[Dataset records]:
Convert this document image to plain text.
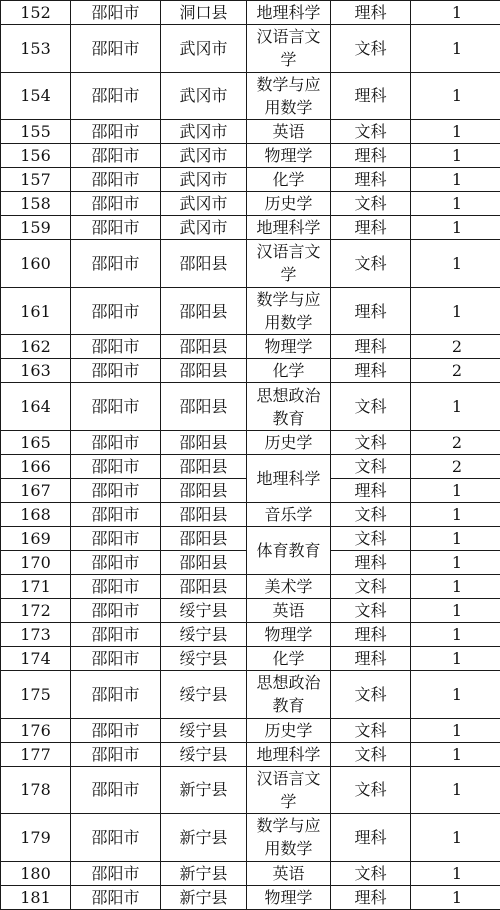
152	邵阳市	洞口县	地理科学	理科	1
153	邵阳市	武冈市	汉语言文学	文科	1
154	邵阳市	武冈市	数学与应用数学	理科	1
155	邵阳市	武冈市	英语	文科	1
156	邵阳市	武冈市	物理学	理科	1
157	邵阳市	武冈市	化学	理科	1
158	邵阳市	武冈市	历史学	文科	1
159	邵阳市	武冈市	地理科学	理科	1
160	邵阳市	邵阳县	汉语言文学	文科	1
161	邵阳市	邵阳县	数学与应用数学	理科	1
162	邵阳市	邵阳县	物理学	理科	2
163	邵阳市	邵阳县	化学	理科	2
164	邵阳市	邵阳县	思想政治教育	文科	1
165	邵阳市	邵阳县	历史学	文科	2
166	邵阳市	邵阳县	地理科学	文科	2
167	邵阳市	邵阳县		理科	1
168	邵阳市	邵阳县	音乐学	文科	1
169	邵阳市	邵阳县	体育教育	文科	1
170	邵阳市	邵阳县		理科	1
171	邵阳市	邵阳县	美术学	文科	1
172	邵阳市	绥宁县	英语	文科	1
173	邵阳市	绥宁县	物理学	理科	1
174	邵阳市	绥宁县	化学	理科	1
175	邵阳市	绥宁县	思想政治教育	文科	1
176	邵阳市	绥宁县	历史学	文科	1
177	邵阳市	绥宁县	地理科学	文科	1
178	邵阳市	新宁县	汉语言文学	文科	1
179	邵阳市	新宁县	数学与应用数学	理科	1
180	邵阳市	新宁县	英语	文科	1
181	邵阳市	新宁县	物理学	理科	1
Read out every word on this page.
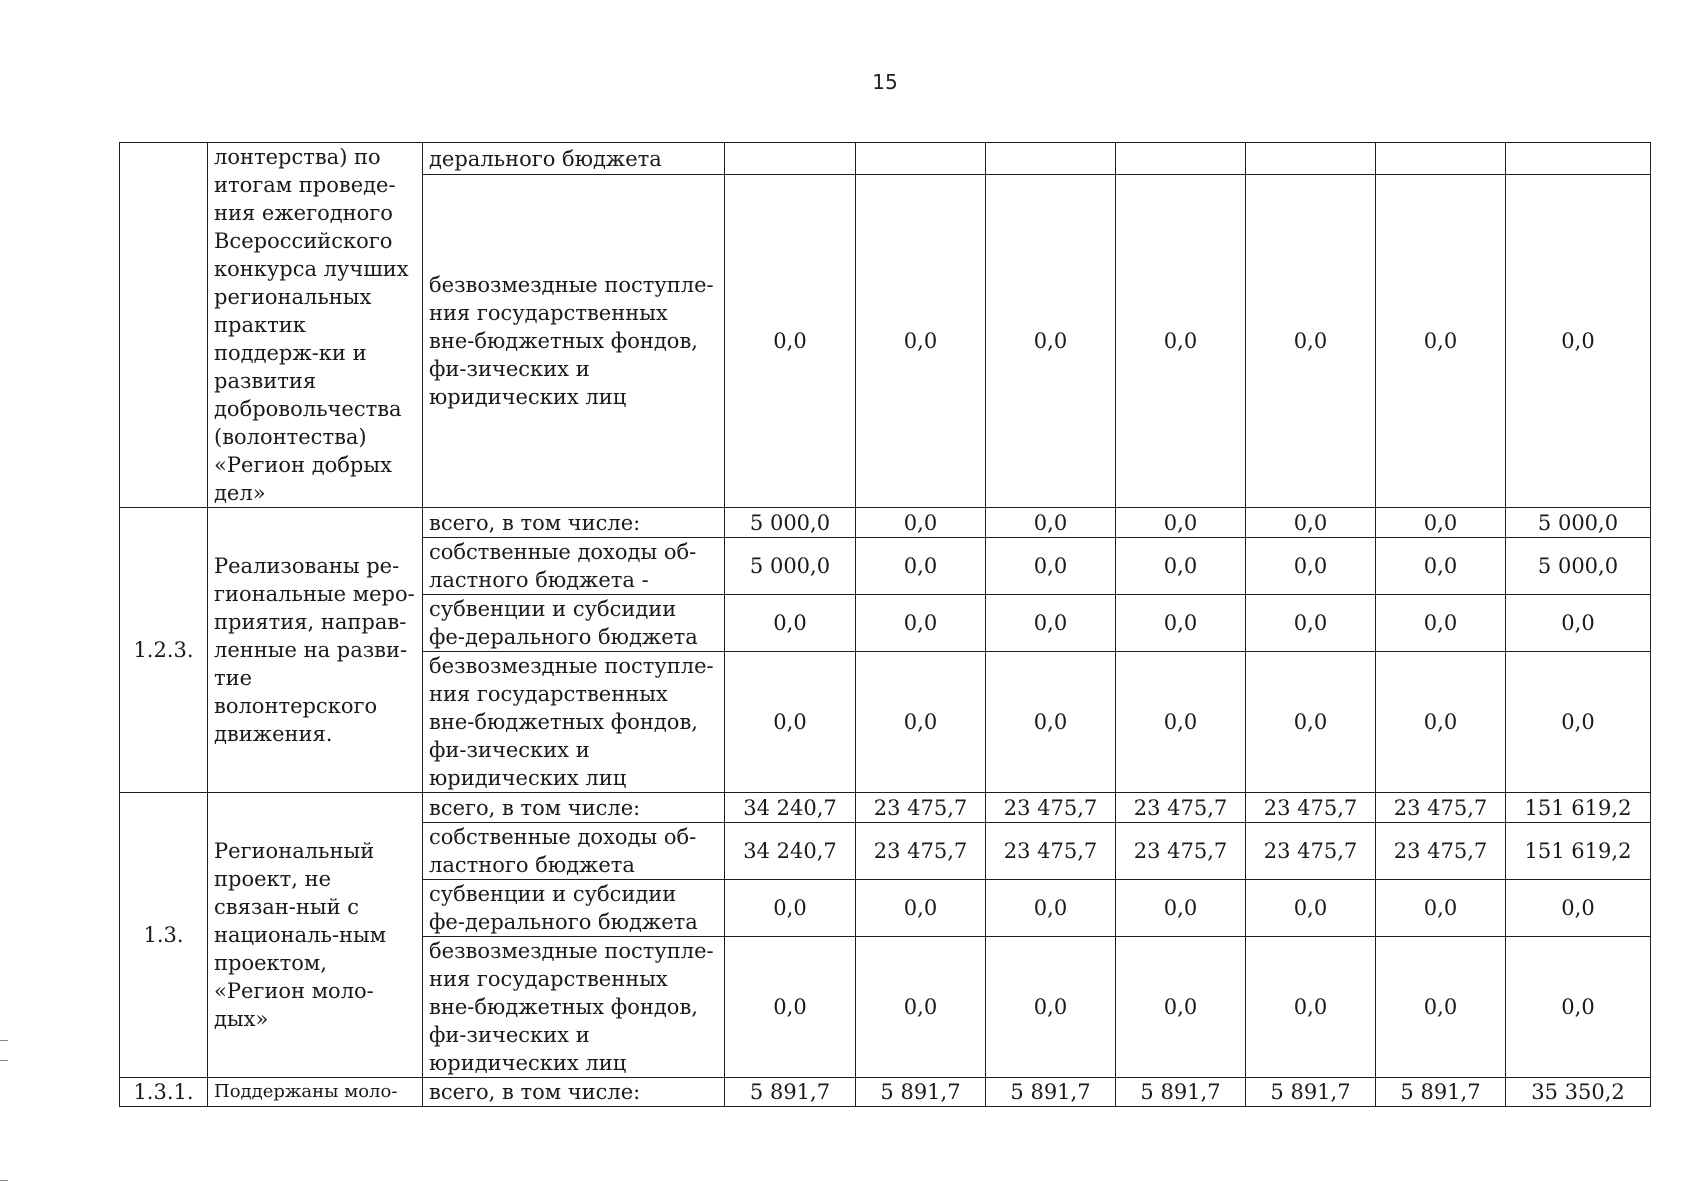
15
	лонтерства) по итогам проведе-ния ежегодного Всероссийского конкурса лучших региональных практик поддерж-ки и развития добровольчества (волонтества) «Регион добрых дел»	дерального бюджета							
		безвозмездные поступле-ния государственных вне-бюджетных фондов, фи-зических и юридических лиц	0,0	0,0	0,0	0,0	0,0	0,0	0,0
1.2.3.	Реализованы ре-гиональные меро-приятия, направ-ленные на разви-тие волонтерского движения.	всего, в том числе:	5 000,0	0,0	0,0	0,0	0,0	0,0	5 000,0
		собственные доходы об-ластного бюджета -	5 000,0	0,0	0,0	0,0	0,0	0,0	5 000,0
		субвенции и субсидии фе-дерального бюджета	0,0	0,0	0,0	0,0	0,0	0,0	0,0
		безвозмездные поступле-ния государственных вне-бюджетных фондов, фи-зических и юридических лиц	0,0	0,0	0,0	0,0	0,0	0,0	0,0
1.3.	Региональный проект, не связан-ный с националь-ным проектом, «Регион моло-дых»	всего, в том числе:	34 240,7	23 475,7	23 475,7	23 475,7	23 475,7	23 475,7	151 619,2
		собственные доходы об-ластного бюджета	34 240,7	23 475,7	23 475,7	23 475,7	23 475,7	23 475,7	151 619,2
		субвенции и субсидии фе-дерального бюджета	0,0	0,0	0,0	0,0	0,0	0,0	0,0
		безвозмездные поступле-ния государственных вне-бюджетных фондов, фи-зических и юридических лиц	0,0	0,0	0,0	0,0	0,0	0,0	0,0
1.3.1.	Поддержаны моло-	всего, в том числе:	5 891,7	5 891,7	5 891,7	5 891,7	5 891,7	5 891,7	35 350,2
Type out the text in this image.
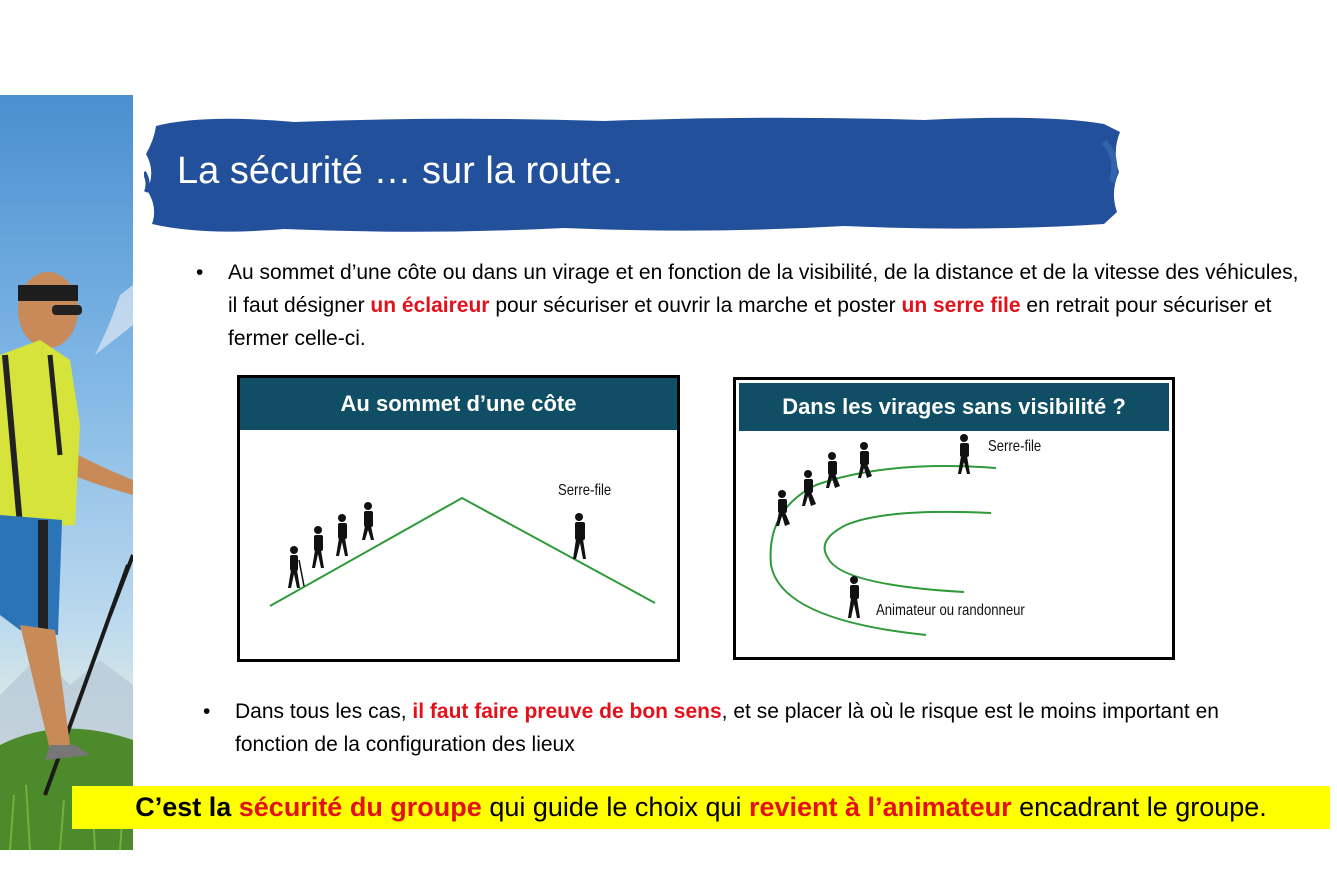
La sécurité … sur la route.
• Au sommet d’une côte ou dans un virage et en fonction de la visibilité, de la distance et de la vitesse des véhicules, il faut désigner un éclaireur pour sécuriser et ouvrir la marche et poster un serre file en retrait pour sécuriser et fermer celle-ci.
Au sommet d’une côte
Serre-file
Dans les virages sans visibilité ?
Serre-file
Animateur ou randonneur
• Dans tous les cas, il faut faire preuve de bon sens, et se placer là où le risque est le moins important en fonction de la configuration des lieux
C’est la sécurité du groupe qui guide le choix qui revient à l’animateur encadrant le groupe.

[What to do]: Lines that hold the word "visibilité" are the ones to return, every one of them.

[Response to the task]:
• Au sommet d’une côte ou dans un virage et en fonction de la visibilité, de la distance et de la vitesse des véhicules, il faut désigner un éclaireur pour sécuriser et ouvrir la marche et poster un serre file en retrait pour sécuriser et fermer celle-ci.
Dans les virages sans visibilité ?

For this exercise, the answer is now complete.